• _THE TASK_
Show each line of the data below that has the string "WOLDGATE" in it.

[begin MATERIAL FOR THE TASK]

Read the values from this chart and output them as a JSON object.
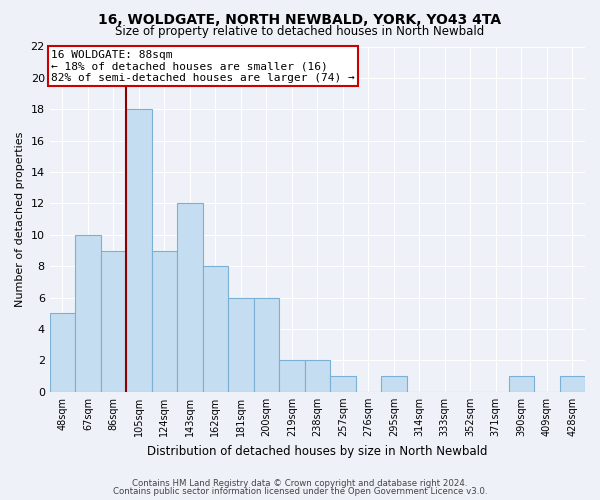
{
  "title": "16, WOLDGATE, NORTH NEWBALD, YORK, YO43 4TA",
  "subtitle": "Size of property relative to detached houses in North Newbald",
  "xlabel": "Distribution of detached houses by size in North Newbald",
  "ylabel": "Number of detached properties",
  "categories": [
    "48sqm",
    "67sqm",
    "86sqm",
    "105sqm",
    "124sqm",
    "143sqm",
    "162sqm",
    "181sqm",
    "200sqm",
    "219sqm",
    "238sqm",
    "257sqm",
    "276sqm",
    "295sqm",
    "314sqm",
    "333sqm",
    "352sqm",
    "371sqm",
    "390sqm",
    "409sqm",
    "428sqm"
  ],
  "values": [
    5,
    10,
    9,
    18,
    9,
    12,
    8,
    6,
    6,
    2,
    2,
    1,
    0,
    1,
    0,
    0,
    0,
    0,
    1,
    0,
    1
  ],
  "bar_color": "#c5ddf0",
  "bar_edgecolor": "#7ab0d4",
  "ylim": [
    0,
    22
  ],
  "yticks": [
    0,
    2,
    4,
    6,
    8,
    10,
    12,
    14,
    16,
    18,
    20,
    22
  ],
  "property_line_index": 2.5,
  "annotation_title": "16 WOLDGATE: 88sqm",
  "annotation_line1": "← 18% of detached houses are smaller (16)",
  "annotation_line2": "82% of semi-detached houses are larger (74) →",
  "property_line_color": "#8b0000",
  "annotation_box_edgecolor": "#cc0000",
  "footer_line1": "Contains HM Land Registry data © Crown copyright and database right 2024.",
  "footer_line2": "Contains public sector information licensed under the Open Government Licence v3.0.",
  "background_color": "#eef2f8",
  "grid_color": "#ffffff",
  "title_fontsize": 10,
  "subtitle_fontsize": 8.5
}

[end MATERIAL FOR THE TASK]

• _CORRECT RESPONSE_
  "title": "16, WOLDGATE, NORTH NEWBALD, YORK, YO43 4TA",
  "annotation_title": "16 WOLDGATE: 88sqm",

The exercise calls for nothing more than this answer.